Task to carry out:
Your task is to print every entry below exactly as given.

Data for the task:

# # # # #

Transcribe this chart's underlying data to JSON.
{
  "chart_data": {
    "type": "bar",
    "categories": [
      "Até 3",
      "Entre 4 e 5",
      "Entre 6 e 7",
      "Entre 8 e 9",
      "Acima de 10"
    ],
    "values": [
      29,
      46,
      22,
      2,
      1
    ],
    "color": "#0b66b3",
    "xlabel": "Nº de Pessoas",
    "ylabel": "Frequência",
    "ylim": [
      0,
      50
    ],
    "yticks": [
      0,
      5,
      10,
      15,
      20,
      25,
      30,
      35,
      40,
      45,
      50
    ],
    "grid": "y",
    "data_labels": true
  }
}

# # # # #

Completed task:
Transcribe this chart's underlying data to JSON.
{
  "chart_data": {
    "type": "bar",
    "categories": [
      "Até 3",
      "Entre 4 e 5",
      "Entre 6 e 7",
      "Entre 8 e 9",
      "Acima de 10"
    ],
    "values": [
      29,
      46,
      22,
      2,
      1
    ],
    "color": "#0b66b3",
    "xlabel": "Nº de Pessoas",
    "ylabel": "Frequência",
    "ylim": [
      0,
      50
    ],
    "yticks": [
      0,
      5,
      10,
      15,
      20,
      25,
      30,
      35,
      40,
      45,
      50
    ],
    "grid": "y",
    "data_labels": true
  }
}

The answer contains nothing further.